[[ Extract provided, beginning ]]
Over the past week, residents in Ashfield, Leichhardt and Haberfield have sprung into action in attempts to stop geotechnical drilling by tenderers for the WestConnex tollway.
About 200 drill sites have been identified along the proposed route of WestConnex, between Concord and Rockdale. Drilling for stages 1 and 2 of the project has been underway since mid-September, but residents have been kept in the dark about when and where drilling will happen.
The WestConnex Delivery Authority — established by the NSW government to deliver the project — said the drilling will reveal valuable geotechnical data for the consortia tendering for the project, estimated to cost $11.5 billion.
The state and federal government, as well as the private sector, are providing funding for the tollway. The private capital will be offset by toll revenue.
Chris Elenor, an organiser from No West Connex — a coalition of action groups opposed to the project — told Green Left Weekly that community organising against the project had escalated.
“We were in Bland St [Ashfield] this morning [Oct 30] and the residents there stated categorically that they had received no notice whatsoever [about drilling]. The [WestConnex Delivery] Authority’s response was to produce a letter [purporting to] notify residents, dated today.
“What [the drilling] has done is wake people up to this issue. There’s nothing like a drill at the end of your street. Groups from Concord to Rockdale and Sutherland are popping up around this development. Groups have sprung up in St Peters, Tempe, there’s now talk of a group in Petersham. Citizens’ resistance is springing up all along the route.”
More than 100 residents attended a local meeting in Tempe on October 14
Elenor describes the project as “a massive land grab”, which will involve homes being resumed to provide land for multiple on and off ramps (portals) as well as ventilation stacks along the route.
Elenor said the project has been planned with “absolute secrecy and lack of transparency”.
“People are asking where are [the developers] going to put the portals, the stacks? This is going to be up to the successful tenderers. The government has a concept plan, but it needs the tenderers to do the design [work]. In order to do that they need to do the geotechnical drilling — to do gather the geological data to plan the final route.”
Community resistance has resulted in some wins in the planning stages, including saving part of the historic Ashfield Park from being resumed. Elenor said: “We’ve already set the whole scheme back 12 months.”
Elenor told GLW that residents are employing “guerrilla-style tactics” in response to the drilling, and drilling was successfully held up for a few hours. Since the first protest last week the company has started moving trucks in overnight. “They are learning, but we are learning, too. If the drill site is at a legal parking spot, it's a case of who gets there first."
The Groups are now asking local candidates for the upcoming NSW elections to declare their position on WestConnex and what they are prepared to do about it. The Greens are strongly opposed to WestConnex in its current form but none of the other parties have as yet made their position clear.
[[ Extract provided, end ]]
#### Tasks to perform
**a)** According to the article on WestConnex drilling, how many drill sites have been identified along the proposed route?
**b)** Summarize the article on WestConnex drilling in two sentences.
[[ Extracted material, beginning ]]
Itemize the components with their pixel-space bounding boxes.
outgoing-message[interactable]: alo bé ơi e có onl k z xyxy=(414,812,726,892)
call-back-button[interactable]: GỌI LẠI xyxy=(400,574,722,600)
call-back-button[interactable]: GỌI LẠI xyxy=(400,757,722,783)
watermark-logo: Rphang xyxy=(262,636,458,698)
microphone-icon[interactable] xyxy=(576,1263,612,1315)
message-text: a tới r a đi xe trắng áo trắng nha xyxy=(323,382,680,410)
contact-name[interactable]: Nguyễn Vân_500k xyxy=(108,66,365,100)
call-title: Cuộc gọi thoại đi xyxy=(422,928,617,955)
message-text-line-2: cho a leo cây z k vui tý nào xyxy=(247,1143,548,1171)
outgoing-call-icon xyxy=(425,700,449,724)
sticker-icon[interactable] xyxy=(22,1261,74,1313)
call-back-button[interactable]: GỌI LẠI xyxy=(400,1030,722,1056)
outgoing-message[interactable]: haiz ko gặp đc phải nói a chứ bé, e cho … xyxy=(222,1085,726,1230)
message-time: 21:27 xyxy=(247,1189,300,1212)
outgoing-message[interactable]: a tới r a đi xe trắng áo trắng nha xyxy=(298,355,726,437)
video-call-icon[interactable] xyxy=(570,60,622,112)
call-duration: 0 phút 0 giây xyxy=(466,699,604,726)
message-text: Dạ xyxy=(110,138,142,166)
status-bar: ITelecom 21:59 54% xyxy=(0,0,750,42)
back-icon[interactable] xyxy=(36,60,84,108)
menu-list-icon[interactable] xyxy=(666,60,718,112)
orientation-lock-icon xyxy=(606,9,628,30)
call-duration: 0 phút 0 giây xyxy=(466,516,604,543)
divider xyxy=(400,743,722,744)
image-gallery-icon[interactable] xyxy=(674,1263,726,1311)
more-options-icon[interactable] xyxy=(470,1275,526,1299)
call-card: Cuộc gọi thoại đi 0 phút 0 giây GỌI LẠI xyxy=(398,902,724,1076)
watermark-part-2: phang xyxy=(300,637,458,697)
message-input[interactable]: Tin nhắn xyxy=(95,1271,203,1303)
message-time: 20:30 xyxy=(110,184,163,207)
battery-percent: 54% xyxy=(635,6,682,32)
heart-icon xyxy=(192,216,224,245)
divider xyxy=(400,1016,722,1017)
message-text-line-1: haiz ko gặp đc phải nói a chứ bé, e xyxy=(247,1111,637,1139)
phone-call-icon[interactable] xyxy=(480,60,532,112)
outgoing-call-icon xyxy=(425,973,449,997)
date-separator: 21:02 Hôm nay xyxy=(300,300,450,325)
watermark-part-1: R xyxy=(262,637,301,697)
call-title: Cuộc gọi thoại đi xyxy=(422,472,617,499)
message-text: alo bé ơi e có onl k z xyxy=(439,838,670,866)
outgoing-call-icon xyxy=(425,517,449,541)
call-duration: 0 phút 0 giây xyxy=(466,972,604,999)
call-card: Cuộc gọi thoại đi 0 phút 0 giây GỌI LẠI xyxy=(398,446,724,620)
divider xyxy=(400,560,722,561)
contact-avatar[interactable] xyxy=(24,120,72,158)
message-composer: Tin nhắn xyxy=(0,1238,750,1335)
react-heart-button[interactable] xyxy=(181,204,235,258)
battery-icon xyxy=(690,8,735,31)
[[ Extracted material, end ]]
#### Solutions for each task
**a)** About 200 drill sites.

**b)** Residents in Ashfield, Leichhardt and Haberfield have acted to stop geotechnical drilling by tenderers for the WestConnex tollway, saying they have been kept in the dark about when and where drilling will happen. An organiser from the No West Connex coalition said community resistance is springing up all along the route, and the groups are now asking candidates for the upcoming NSW elections to declare their position on the project.